Short task: Reply with only the number of lines that contain the string "page".

─── Available records

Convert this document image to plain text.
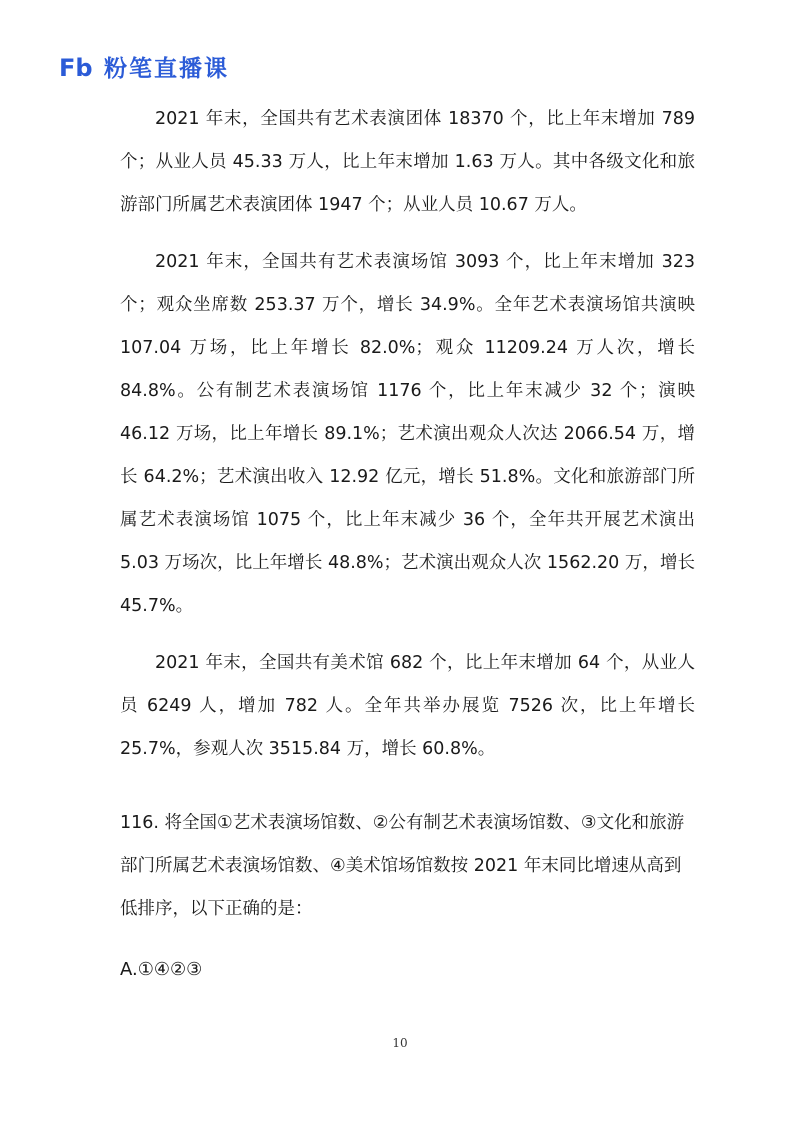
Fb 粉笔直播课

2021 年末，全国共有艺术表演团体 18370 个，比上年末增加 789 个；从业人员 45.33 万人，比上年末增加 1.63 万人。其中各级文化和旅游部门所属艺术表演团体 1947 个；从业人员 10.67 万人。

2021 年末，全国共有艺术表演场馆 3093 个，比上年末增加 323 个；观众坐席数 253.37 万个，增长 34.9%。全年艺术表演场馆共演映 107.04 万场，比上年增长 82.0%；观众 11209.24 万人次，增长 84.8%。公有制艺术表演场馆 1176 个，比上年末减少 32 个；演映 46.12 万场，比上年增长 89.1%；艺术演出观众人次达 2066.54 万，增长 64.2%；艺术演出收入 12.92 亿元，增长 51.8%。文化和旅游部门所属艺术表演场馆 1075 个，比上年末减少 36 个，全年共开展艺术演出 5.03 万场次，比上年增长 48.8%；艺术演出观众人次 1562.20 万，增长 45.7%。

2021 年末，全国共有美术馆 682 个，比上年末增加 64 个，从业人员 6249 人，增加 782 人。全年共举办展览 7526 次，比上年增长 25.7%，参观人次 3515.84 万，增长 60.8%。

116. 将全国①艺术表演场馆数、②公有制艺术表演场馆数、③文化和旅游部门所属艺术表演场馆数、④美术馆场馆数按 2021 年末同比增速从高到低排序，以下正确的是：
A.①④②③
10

──────
─── Available records

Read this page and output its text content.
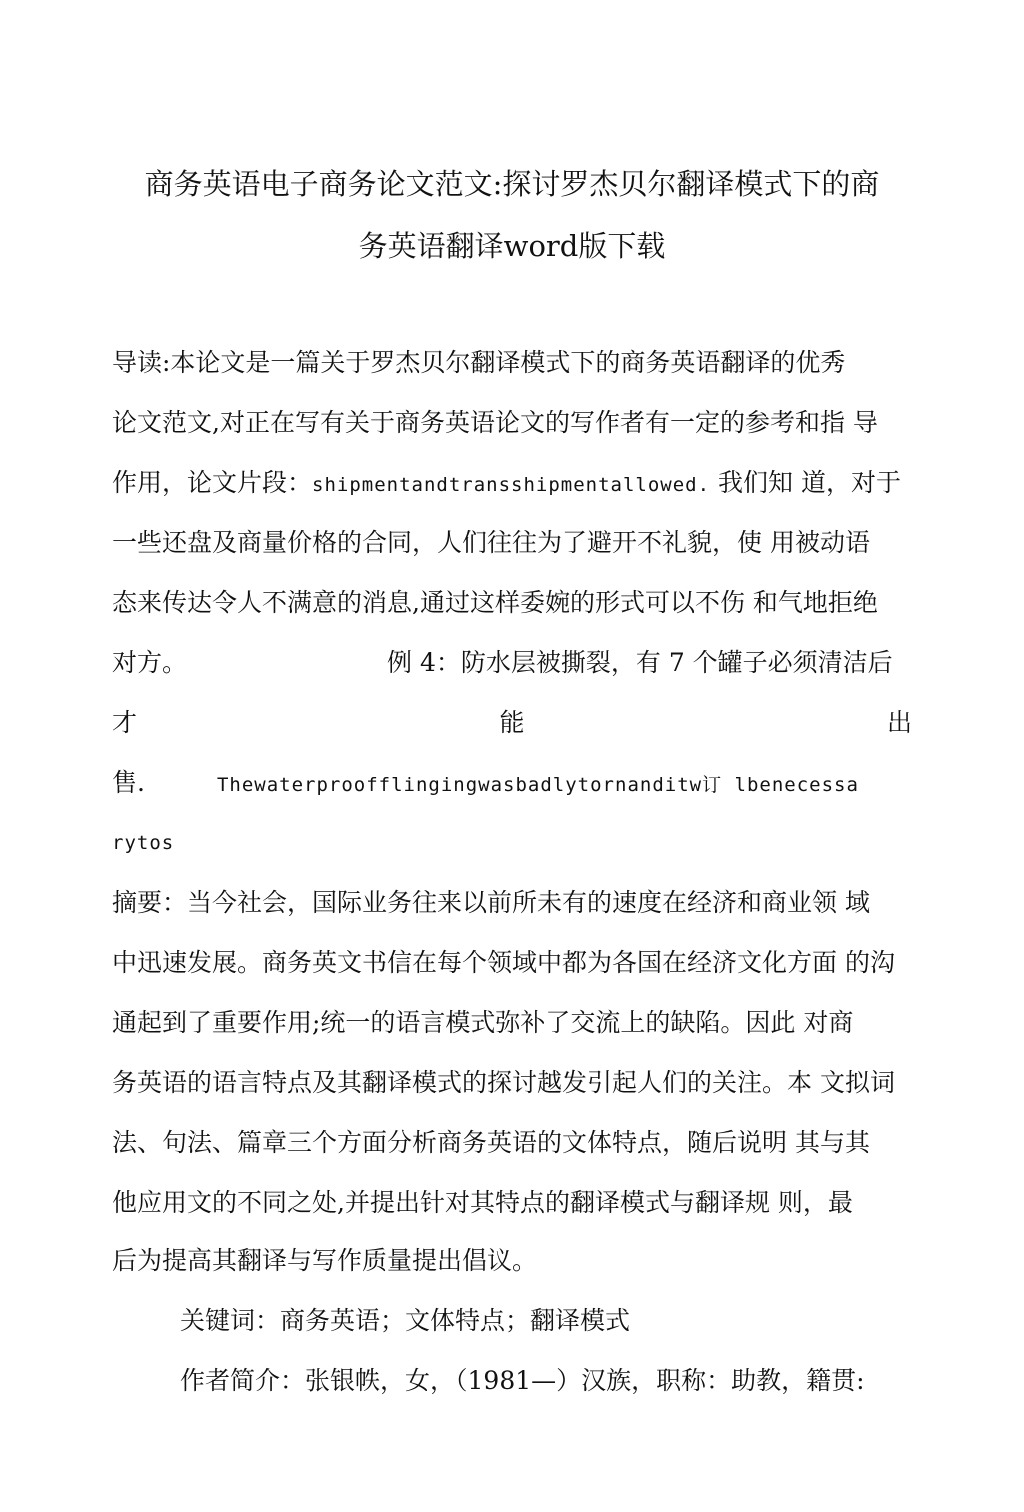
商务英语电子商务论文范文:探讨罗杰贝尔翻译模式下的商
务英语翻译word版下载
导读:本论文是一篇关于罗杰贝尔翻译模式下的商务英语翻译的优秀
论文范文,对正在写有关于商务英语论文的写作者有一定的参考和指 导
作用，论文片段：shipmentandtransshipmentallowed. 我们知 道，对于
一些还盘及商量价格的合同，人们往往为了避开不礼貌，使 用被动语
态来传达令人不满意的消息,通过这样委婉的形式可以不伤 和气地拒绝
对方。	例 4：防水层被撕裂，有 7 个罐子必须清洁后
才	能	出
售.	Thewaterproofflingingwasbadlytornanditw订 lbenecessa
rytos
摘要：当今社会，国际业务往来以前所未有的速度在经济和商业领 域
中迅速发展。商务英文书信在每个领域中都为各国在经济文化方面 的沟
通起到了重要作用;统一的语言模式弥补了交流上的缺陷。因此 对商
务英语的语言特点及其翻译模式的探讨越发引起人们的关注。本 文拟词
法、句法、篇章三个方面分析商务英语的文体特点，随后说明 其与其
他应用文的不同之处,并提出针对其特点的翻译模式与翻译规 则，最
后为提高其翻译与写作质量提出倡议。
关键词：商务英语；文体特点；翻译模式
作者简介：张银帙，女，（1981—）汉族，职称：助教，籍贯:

──────
─── Available records

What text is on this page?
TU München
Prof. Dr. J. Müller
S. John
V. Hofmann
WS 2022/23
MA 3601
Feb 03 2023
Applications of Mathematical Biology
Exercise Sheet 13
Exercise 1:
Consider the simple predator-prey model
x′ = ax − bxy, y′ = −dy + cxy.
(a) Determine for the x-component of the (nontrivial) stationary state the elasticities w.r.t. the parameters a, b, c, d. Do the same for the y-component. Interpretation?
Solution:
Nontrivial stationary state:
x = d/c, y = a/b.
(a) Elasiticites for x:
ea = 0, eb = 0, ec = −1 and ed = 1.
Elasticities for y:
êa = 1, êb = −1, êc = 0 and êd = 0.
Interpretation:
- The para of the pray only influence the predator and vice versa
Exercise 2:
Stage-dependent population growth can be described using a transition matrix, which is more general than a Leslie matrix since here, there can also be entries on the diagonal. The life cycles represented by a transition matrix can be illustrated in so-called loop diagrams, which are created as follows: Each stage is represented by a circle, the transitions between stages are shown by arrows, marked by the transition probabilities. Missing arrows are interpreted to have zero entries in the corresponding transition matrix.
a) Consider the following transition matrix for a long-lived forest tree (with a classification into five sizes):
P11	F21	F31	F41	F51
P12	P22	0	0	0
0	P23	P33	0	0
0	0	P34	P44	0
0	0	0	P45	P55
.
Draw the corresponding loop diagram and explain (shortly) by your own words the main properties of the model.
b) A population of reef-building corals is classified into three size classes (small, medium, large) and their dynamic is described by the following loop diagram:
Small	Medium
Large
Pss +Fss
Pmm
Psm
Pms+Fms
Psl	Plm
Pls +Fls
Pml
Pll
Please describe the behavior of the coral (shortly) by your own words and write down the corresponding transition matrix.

──────

Completed exercise: 2